Brief
Reproduce the listing exactly and skip over any pictures.

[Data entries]

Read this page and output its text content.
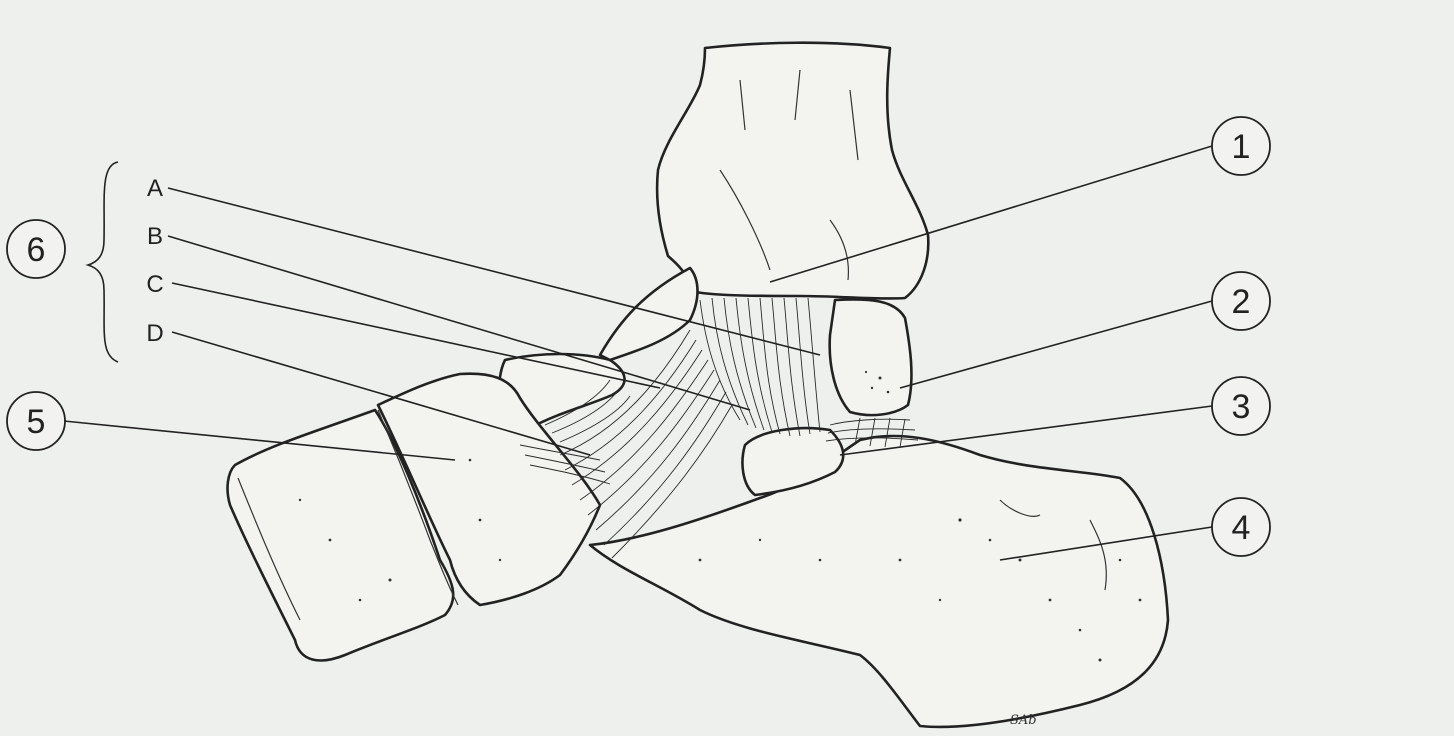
1
2
3
4
5
6
A
B
C
D
SAb
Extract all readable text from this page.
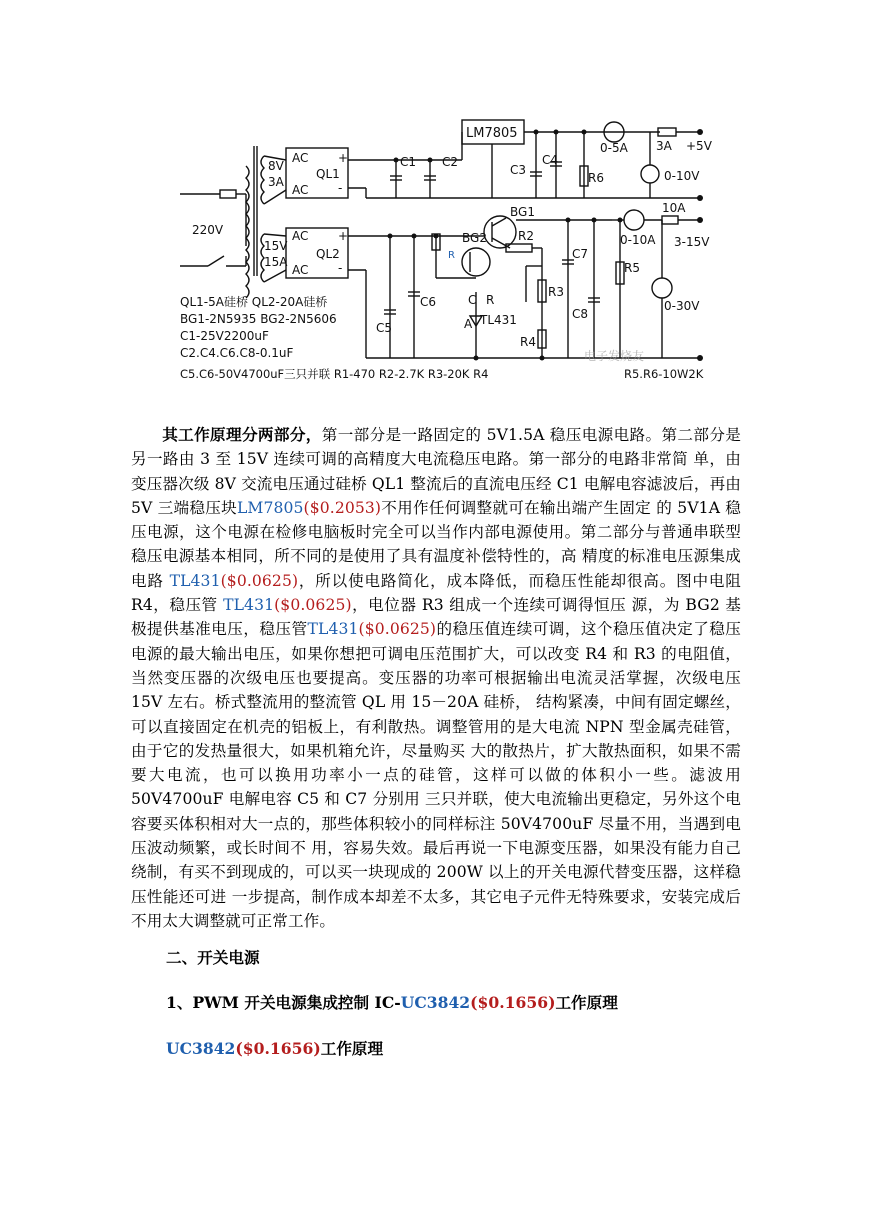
220V
8V
3A
15V
15A
AC
AC
QL1
+
-
AC
AC
QL2
+
-
LM7805
C1 C2
C3
C4
R6
0-5A 3A +5V
0-10V
BG1
BG2	R2
R3
R4
R5
C5
C6
C7
C8
C R
A TL431
R
0-10A
10A
3-15V
0-30V
QL1-5A硅桥 QL2-20A硅桥
BG1-2N5935 BG2-2N5606
C1-25V2200uF
C2.C4.C6.C8-0.1uF
C5.C6-50V4700uF三只并联 R1-470 R2-2.7K R3-20K R4	R5.R6-10W2K
电子发烧友

其工作原理分两部分，第一部分是一路固定的 5V1.5A 稳压电源电路。第二部分是另一路由 3 至 15V 连续可调的高精度大电流稳压电路。第一部分的电路非常简 单，由变压器次级 8V 交流电压通过硅桥 QL1 整流后的直流电压经 C1 电解电容滤波后，再由 5V 三端稳压块LM7805($0.2053)不用作任何调整就可在输出端产生固定 的 5V1A 稳压电源，这个电源在检修电脑板时完全可以当作内部电源使用。第二部分与普通串联型稳压电源基本相同，所不同的是使用了具有温度补偿特性的，高 精度的标准电压源集成电路 TL431($0.0625)，所以使电路简化，成本降低，而稳压性能却很高。图中电阻 R4，稳压管 TL431($0.0625)，电位器 R3 组成一个连续可调得恒压 源，为 BG2 基极提供基准电压，稳压管TL431($0.0625)的稳压值连续可调，这个稳压值决定了稳压电源的最大输出电压，如果你想把可调电压范围扩大，可以改变 R4 和 R3 的电阻值，当然变压器的次级电压也要提高。变压器的功率可根据输出电流灵活掌握，次级电压 15V 左右。桥式整流用的整流管 QL 用 15－20A 硅桥， 结构紧凑，中间有固定螺丝，可以直接固定在机壳的铝板上，有利散热。调整管用的是大电流 NPN 型金属壳硅管，由于它的发热量很大，如果机箱允许，尽量购买 大的散热片，扩大散热面积，如果不需要大电流，也可以换用功率小一点的硅管，这样可以做的体积小一些。滤波用 50V4700uF 电解电容 C5 和 C7 分别用 三只并联，使大电流输出更稳定，另外这个电容要买体积相对大一点的，那些体积较小的同样标注 50V4700uF 尽量不用，当遇到电压波动频繁，或长时间不 用，容易失效。最后再说一下电源变压器，如果没有能力自己绕制，有买不到现成的，可以买一块现成的 200W 以上的开关电源代替变压器，这样稳压性能还可进 一步提高，制作成本却差不太多，其它电子元件无特殊要求，安装完成后不用太大调整就可正常工作。

二、开关电源
1、PWM 开关电源集成控制 IC-UC3842($0.1656)工作原理
UC3842($0.1656)工作原理
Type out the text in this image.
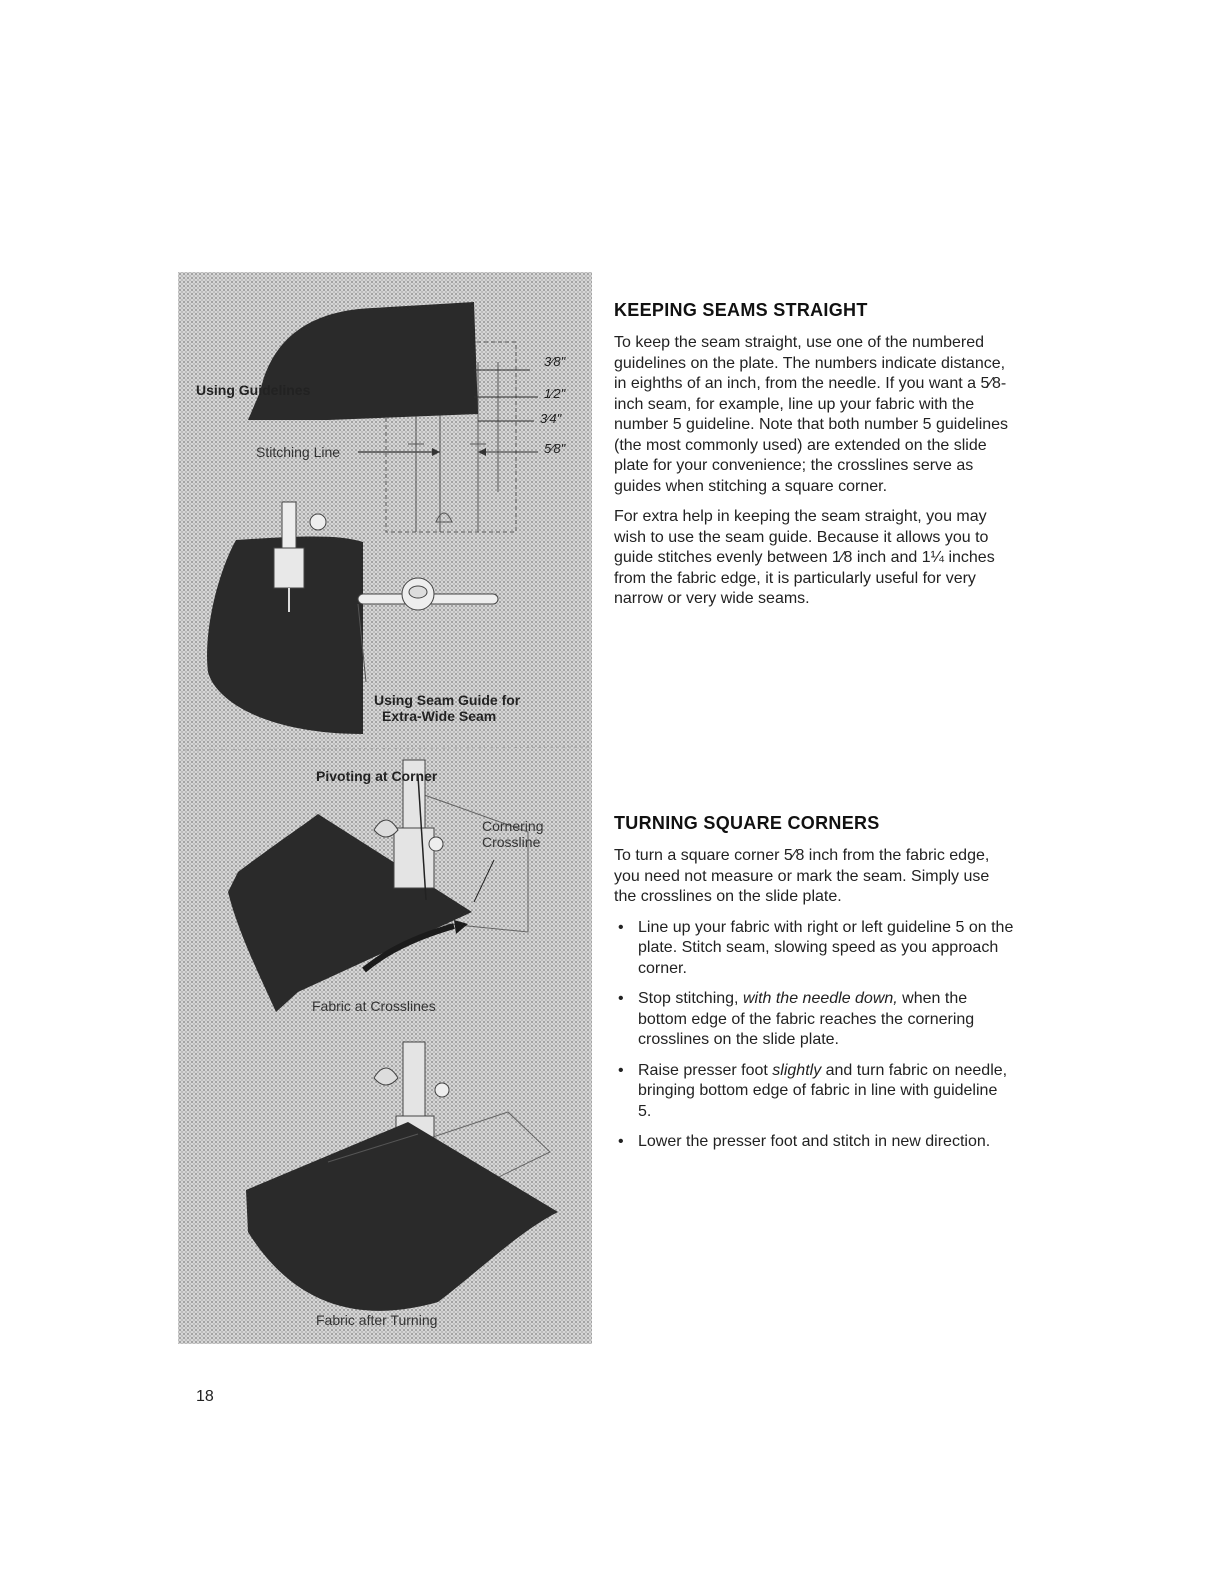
3⁄8"
1⁄2"
3⁄4"
5⁄8"
Using Guidelines
Stitching Line
Using Seam Guide for
Extra-Wide Seam
Pivoting at Corner
Cornering
Crossline
Fabric at Crosslines
Fabric after Turning
KEEPING SEAMS STRAIGHT

To keep the seam straight, use one of the numbered guidelines on the plate. The numbers indicate distance, in eighths of an inch, from the needle. If you want a 5⁄8-inch seam, for example, line up your fabric with the number 5 guideline. Note that both number 5 guidelines (the most commonly used) are extended on the slide plate for your convenience; the crosslines serve as guides when stitching a square corner.

For extra help in keeping the seam straight, you may wish to use the seam guide. Because it allows you to guide stitches evenly between 1⁄8 inch and 1¼ inches from the fabric edge, it is particularly useful for very narrow or very wide seams.

TURNING SQUARE CORNERS

To turn a square corner 5⁄8 inch from the fabric edge, you need not measure or mark the seam. Simply use the crosslines on the slide plate.

• Line up your fabric with right or left guideline 5 on the plate. Stitch seam, slowing speed as you approach corner.
• Stop stitching, with the needle down, when the bottom edge of the fabric reaches the cornering crosslines on the slide plate.
• Raise presser foot slightly and turn fabric on needle, bringing bottom edge of fabric in line with guideline 5.
• Lower the presser foot and stitch in new direction.
18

Task result
Read this page and output its text content.
1
2
3
4
5
6
A
B
C
D
SAb
Extract all readable text from this page.
220V
8V
3A
15V
15A
AC
AC
QL1
+
-
AC
AC
QL2
+
-
LM7805
C1 C2
C3
C4
R6
0-5A 3A +5V
0-10V
BG1
BG2	R2
R3
R4
R5
C5
C6
C7
C8
C R
A TL431
R
0-10A
10A
3-15V
0-30V
QL1-5A硅桥 QL2-20A硅桥
BG1-2N5935 BG2-2N5606
C1-25V2200uF
C2.C4.C6.C8-0.1uF
C5.C6-50V4700uF三只并联 R1-470 R2-2.7K R3-20K R4	R5.R6-10W2K
电子发烧友

其工作原理分两部分，第一部分是一路固定的 5V1.5A 稳压电源电路。第二部分是另一路由 3 至 15V 连续可调的高精度大电流稳压电路。第一部分的电路非常简 单，由变压器次级 8V 交流电压通过硅桥 QL1 整流后的直流电压经 C1 电解电容滤波后，再由 5V 三端稳压块LM7805($0.2053)不用作任何调整就可在输出端产生固定 的 5V1A 稳压电源，这个电源在检修电脑板时完全可以当作内部电源使用。第二部分与普通串联型稳压电源基本相同，所不同的是使用了具有温度补偿特性的，高 精度的标准电压源集成电路 TL431($0.0625)，所以使电路简化，成本降低，而稳压性能却很高。图中电阻 R4，稳压管 TL431($0.0625)，电位器 R3 组成一个连续可调得恒压 源，为 BG2 基极提供基准电压，稳压管TL431($0.0625)的稳压值连续可调，这个稳压值决定了稳压电源的最大输出电压，如果你想把可调电压范围扩大，可以改变 R4 和 R3 的电阻值，当然变压器的次级电压也要提高。变压器的功率可根据输出电流灵活掌握，次级电压 15V 左右。桥式整流用的整流管 QL 用 15－20A 硅桥， 结构紧凑，中间有固定螺丝，可以直接固定在机壳的铝板上，有利散热。调整管用的是大电流 NPN 型金属壳硅管，由于它的发热量很大，如果机箱允许，尽量购买 大的散热片，扩大散热面积，如果不需要大电流，也可以换用功率小一点的硅管，这样可以做的体积小一些。滤波用 50V4700uF 电解电容 C5 和 C7 分别用 三只并联，使大电流输出更稳定，另外这个电容要买体积相对大一点的，那些体积较小的同样标注 50V4700uF 尽量不用，当遇到电压波动频繁，或长时间不 用，容易失效。最后再说一下电源变压器，如果没有能力自己绕制，有买不到现成的，可以买一块现成的 200W 以上的开关电源代替变压器，这样稳压性能还可进 一步提高，制作成本却差不太多，其它电子元件无特殊要求，安装完成后不用太大调整就可正常工作。

二、开关电源
1、PWM 开关电源集成控制 IC-UC3842($0.1656)工作原理
UC3842($0.1656)工作原理
Type out the text in this image.
3⁄8"
1⁄2"
3⁄4"
5⁄8"
Using Guidelines
Stitching Line
Using Seam Guide for
Extra-Wide Seam
Pivoting at Corner
Cornering
Crossline
Fabric at Crosslines
Fabric after Turning
KEEPING SEAMS STRAIGHT

To keep the seam straight, use one of the numbered guidelines on the plate. The numbers indicate distance, in eighths of an inch, from the needle. If you want a 5⁄8-inch seam, for example, line up your fabric with the number 5 guideline. Note that both number 5 guidelines (the most commonly used) are extended on the slide plate for your convenience; the crosslines serve as guides when stitching a square corner.

For extra help in keeping the seam straight, you may wish to use the seam guide. Because it allows you to guide stitches evenly between 1⁄8 inch and 1¼ inches from the fabric edge, it is particularly useful for very narrow or very wide seams.

TURNING SQUARE CORNERS

To turn a square corner 5⁄8 inch from the fabric edge, you need not measure or mark the seam. Simply use the crosslines on the slide plate.

• Line up your fabric with right or left guideline 5 on the plate. Stitch seam, slowing speed as you approach corner.
• Stop stitching, with the needle down, when the bottom edge of the fabric reaches the cornering crosslines on the slide plate.
• Raise presser foot slightly and turn fabric on needle, bringing bottom edge of fabric in line with guideline 5.
• Lower the presser foot and stitch in new direction.
18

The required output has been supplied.